● Задания
a) Перепишите отрывок очерка о лондонском бале, начиная со слов «Я пытаюсь рентгеном» и вплоть до слов «в фойе мужчин.», переименовав «фойе» в «холле».
b) Чем продолжится очерк о лондонском бале? Допишите его после последнего приведенного предложения.
##### Фрагмент документа #####
БАЛ ТОЛСТЫХ

Эхо Российской империи

БАЛ ТОЛСТЫХ

Наш корреспондент побывала на одном из самых дорогих и красивых балов Лондона. Среди попечителей бала Их Императорские Высочества, а также графиня Пален, князь Голицын, князь и княгиня Оболенские и многие, многие, многие. Называется этот бал: «Война и мир»

Я сижу в кафе гостиницы «Камберленд», что находится в самом начале Оксфорд-стрит, попиваю кофе и нервно поглядываю на часы. Гостиница из самых центральных, рядом — всемирно признанный рай многочисленных магазинов и универмагов. Через фойе течет бесконечный поток гостей столицы, ибо отсюда рукой подать до многих жизненно важных точек Лондона. Вот пропорхнула к лифту дама в норковой шубке, оставив за собой облачко духов. Смелая — в Лондоне не очень-то расходишься в мехах, защитники животных могут и масляной краской облить, чтоб неповадно было. Вот рванули друг другу навстречу два джентльмена в полосатых костюмах: явно пришли на деловое свидание. А вот и божественные звуки родной речи — девушка в спортивных брюках и дубленке, не смущаясь соседством с пальмой в бронзовом горшке, кричит спутнику, который пошел получать ключи от номера: «Саш, шевелись, мне еще надо смотаться за колготками!»

Я пытаюсь рентгеном просвечивать всех входящих в фойе, ибо у меня тут назначено свидание с графом Толстым. Граф опаздывает, плюс ко всему я весьма смутно представляю себе, как должен выглядеть отпрыск знаменитой фамилии в лондонском пейзаже. Единственное, что он сказал о себе в телефонном разговоре, был примерный возраст, плюс я знаю, что он достаточно свободно говорит по-русски. Однако язык, как известно, не примета, а под указанную возрастную категорию подходит примерно половина циркулирующих в фойе мужчин.

Когда, наконец, срок опоздания приближается к получасу, я волей-неволей беру инициативу в свои хрупкие девичьи руки. Выхватив из толпы вновь пришедшего господина, который растерянно озирается у входа, подхожу к нему с вопросом: «Простите, вы случайно не граф Толстой?» Незнакомец смотрит на меня тревожным взглядом: «Ноу, — говорит, — не граф». Следующий неопознанный объект лукаво интересуется: «Смотря сколько заплатите!» — он явно думает, что я его разыгрываю. Иду к стойке портье и прошу сделать объявление по громкой связи: так, мол, и так, граф Толстой, если вы здесь, сделайте одолжение, пожалуйте к такому-то и такому-то столику. Девушка за стойкой видала и не такое. Она деловито, без улыбки интересуется: «А как объявить, что его ожидает княгиня Достоевская?» — эти два заветных имени плюс Чехов в сознании западного человека спаяны намертво (по принципу: «Птица?» — «Курица», «Поэт?» — «Пушкин»).
##### Предоставленные строки #####
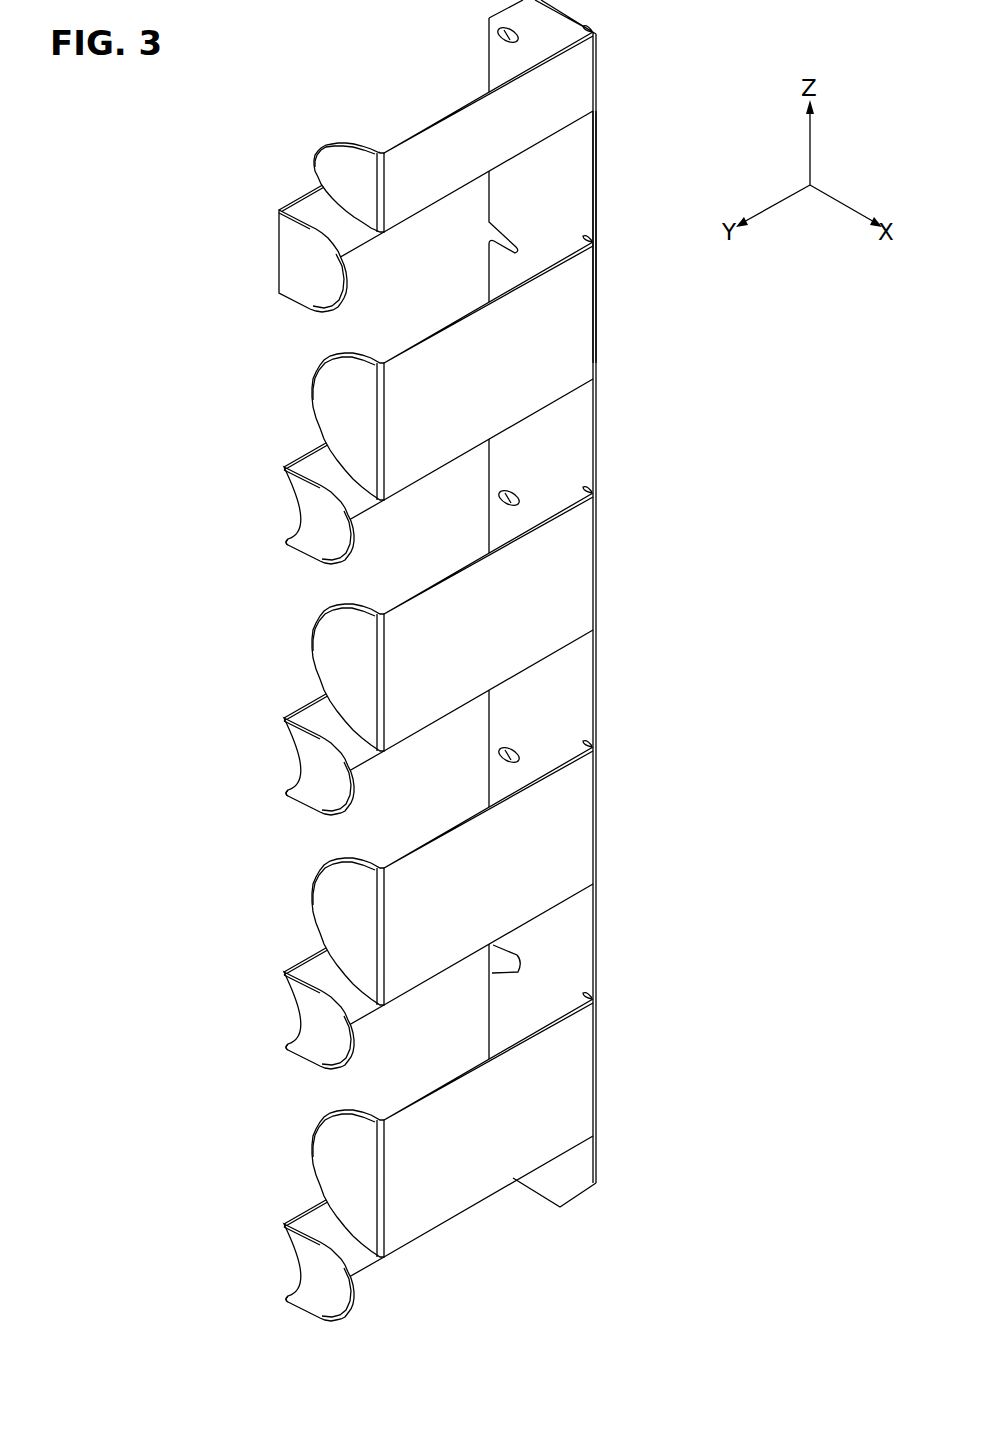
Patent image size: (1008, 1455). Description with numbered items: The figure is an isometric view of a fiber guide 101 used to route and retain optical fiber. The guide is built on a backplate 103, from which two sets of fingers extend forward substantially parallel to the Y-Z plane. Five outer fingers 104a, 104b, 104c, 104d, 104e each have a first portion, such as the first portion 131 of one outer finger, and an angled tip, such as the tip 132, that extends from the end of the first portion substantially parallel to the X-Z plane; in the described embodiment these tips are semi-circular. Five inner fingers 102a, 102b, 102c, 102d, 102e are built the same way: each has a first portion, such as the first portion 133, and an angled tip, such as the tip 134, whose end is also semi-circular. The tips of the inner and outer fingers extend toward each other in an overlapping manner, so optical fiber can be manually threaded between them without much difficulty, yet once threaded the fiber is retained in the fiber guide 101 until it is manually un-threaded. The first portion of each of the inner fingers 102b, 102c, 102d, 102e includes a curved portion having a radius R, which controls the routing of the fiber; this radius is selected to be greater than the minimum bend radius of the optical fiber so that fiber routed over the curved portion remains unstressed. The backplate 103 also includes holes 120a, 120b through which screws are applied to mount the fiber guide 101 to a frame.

The fiber guide 101 is at (570, 1220).
The backplate 103 is at (585, 186).
The first portion 131 is at (585, 300).
The hole 120a is at (497, 30).
The hole 120b is at (505, 500).
The outer finger 104a is at (590, 78).
The outer finger 104b is at (590, 352).
The outer finger 104c is at (590, 580).
The outer finger 104d is at (590, 835).
The outer finger 104e is at (590, 1078).
The inner finger 102a is at (268, 212).
The inner finger 102b is at (272, 541).
The inner finger 102c is at (351, 775).
The inner finger 102d is at (272, 968).
The inner finger 102e is at (274, 1219).
The tip 132 is at (333, 407).
The first portion 133 is at (318, 700).
The tip 134 is at (318, 810).
The radius R is at (290, 512).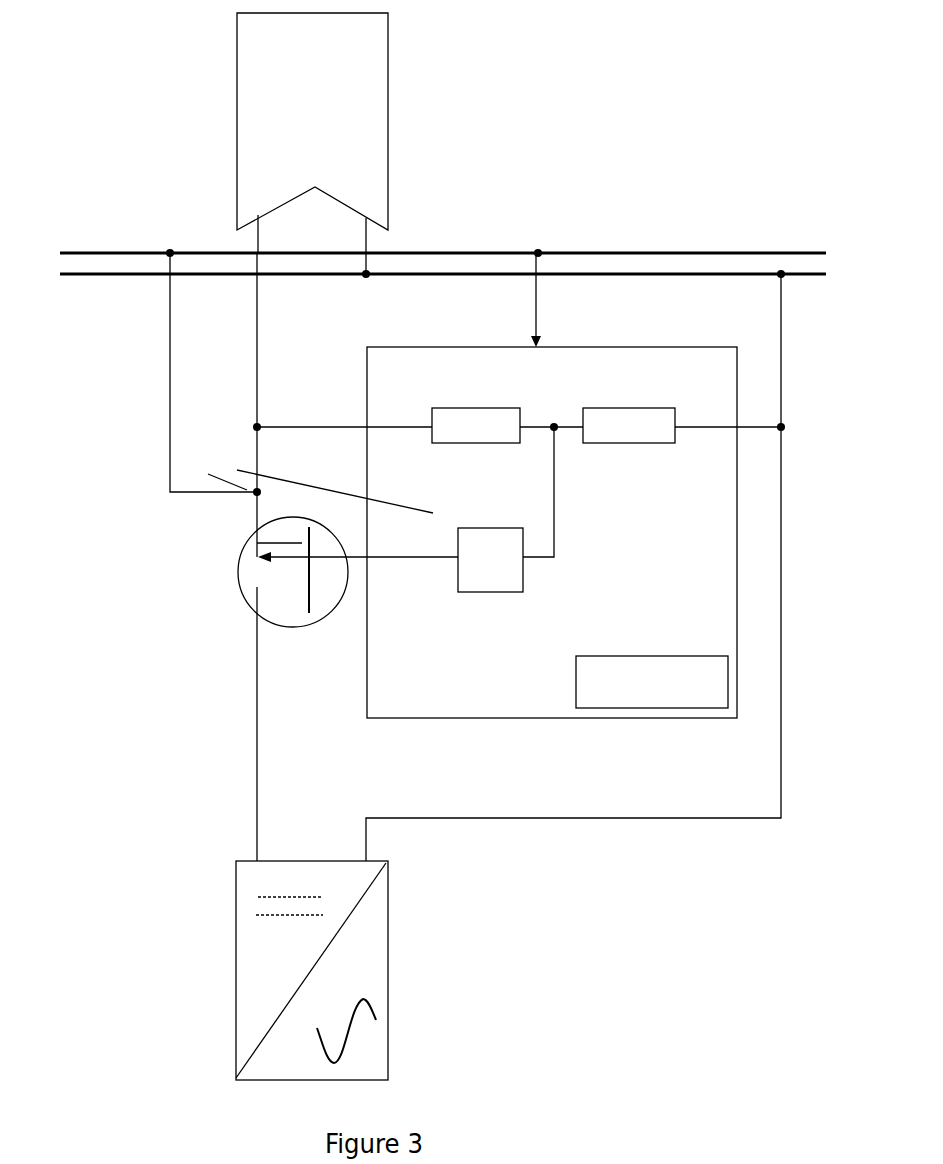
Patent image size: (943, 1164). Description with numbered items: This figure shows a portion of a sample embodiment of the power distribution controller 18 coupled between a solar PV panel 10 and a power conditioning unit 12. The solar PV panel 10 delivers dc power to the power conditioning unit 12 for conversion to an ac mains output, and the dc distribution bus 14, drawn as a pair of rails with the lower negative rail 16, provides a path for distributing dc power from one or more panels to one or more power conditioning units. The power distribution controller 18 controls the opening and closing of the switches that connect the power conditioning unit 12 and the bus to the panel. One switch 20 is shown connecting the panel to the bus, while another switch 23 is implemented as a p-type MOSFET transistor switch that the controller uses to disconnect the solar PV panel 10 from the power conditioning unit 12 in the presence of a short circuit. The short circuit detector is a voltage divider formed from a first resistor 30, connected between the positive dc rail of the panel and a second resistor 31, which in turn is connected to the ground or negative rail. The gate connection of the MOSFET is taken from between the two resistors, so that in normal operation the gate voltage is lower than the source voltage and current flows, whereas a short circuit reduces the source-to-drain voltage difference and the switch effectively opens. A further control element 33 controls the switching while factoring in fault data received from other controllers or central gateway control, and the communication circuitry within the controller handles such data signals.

The solar PV panel 10 is at (237, 120).
The power conditioning unit 12 is at (232, 860).
The dc distribution bus 14 is at (137, 252).
The negative DC bus 16 is at (123, 273).
The power distribution controller 18 is at (498, 347).
The switch S1_1 20 is at (185, 455).
The switch S1_3 (transistor) 23 is at (228, 590).
The resistor R1 30 is at (483, 408).
The resistor R2 31 is at (662, 408).
The enable circuit EN1 33 is at (493, 592).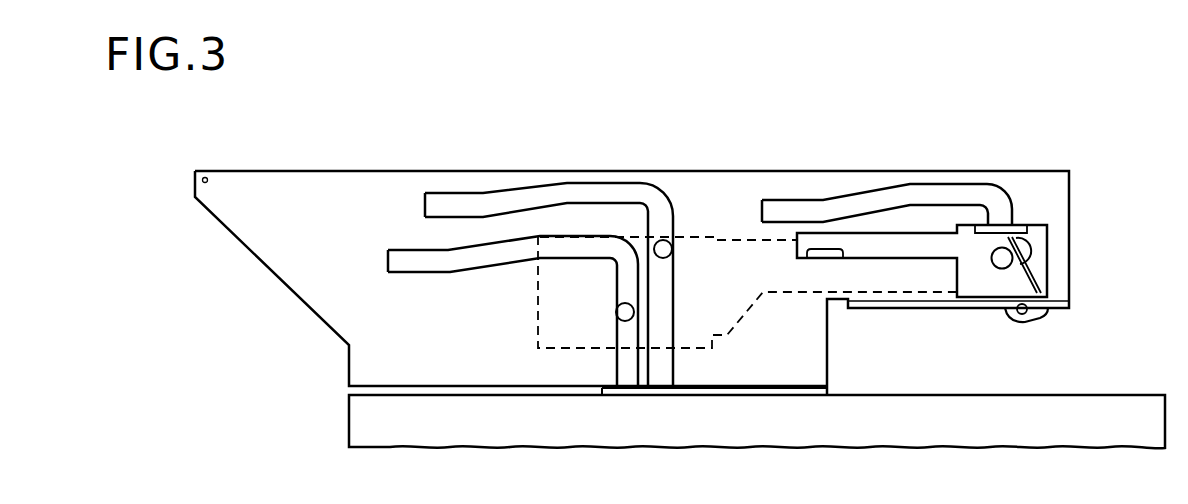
#####
● Результаты упражнения
a)
Я пытаюсь рентгеном просвечивать всех входящих в холле, ибо у меня тут назначено свидание с графом Толстым. Граф опаздывает, плюс ко всему я весьма смутно представляю себе, как должен выглядеть отпрыск знаменитой фамилии в лондонском пейзаже. Единственное, что он сказал о себе в телефонном разговоре, был примерный возраст, плюс я знаю, что он достаточно свободно говорит по-русски. Однако язык, как известно, не примета, а под указанную возрастную категорию подходит примерно половина циркулирующих в холле мужчин.

b)
И вот наконец в ответ на объявление ко мне приближается полноватый светловолосый человек на вид лет пятидесяти. Внешность, которая легко могла бы подойти множеству литературных героев (от Безухова до Обломова) или с легкостью вписаться в типаж многих национальностей (от финна до бельгийца). Деловит. Любезен. Слегка отстранен. Заинтересован. Широко известен в кругах русского Лондона — и как отпрыск знаменитого рода, и как организатор и вдохновитель ежегодных балов русской общины, и как активный прихожанин местной русской православной церкви. С места в карьер выясняется, что на самом деле общий их со Львом Николаевичем предок отстоит на семь поколений вглубь веков от всемирно известного писателя и на четырнадцать — от моего сегодняшнего собеседника, который принадлежит к ветви Толстых-Милославских (замечу в скобках, что генеалогия семейства Толстых достаточно хорошо изучена и отражена в документах. Толстые находятся в родстве и с Кутузовыми, и с Тухачевскими, так что попытки разобраться в том, как национальный гений распределялся по именитым родам и в какой форме отблески Божественного промысла сохранены потомками, — занятие само по себе увлекательное. Что-то вроде детектива).

И вдруг я замечаю, что мой собеседник, кажется, слегка волнуется! Наверное, этим и объясняется выбор языка для интервью: он вдруг решает говорить по-английски. Любопытно, что при этом как бы оправдывается: «Понимаете, я же родился здесь, мне это в чем-то естественней!» — как будто будучи представителем его родины я имею некое моральное право судить его предпочтения. Я мысленно приосаниваюсь и невольно чувствую себя польщенной. А он между тем рассказывает.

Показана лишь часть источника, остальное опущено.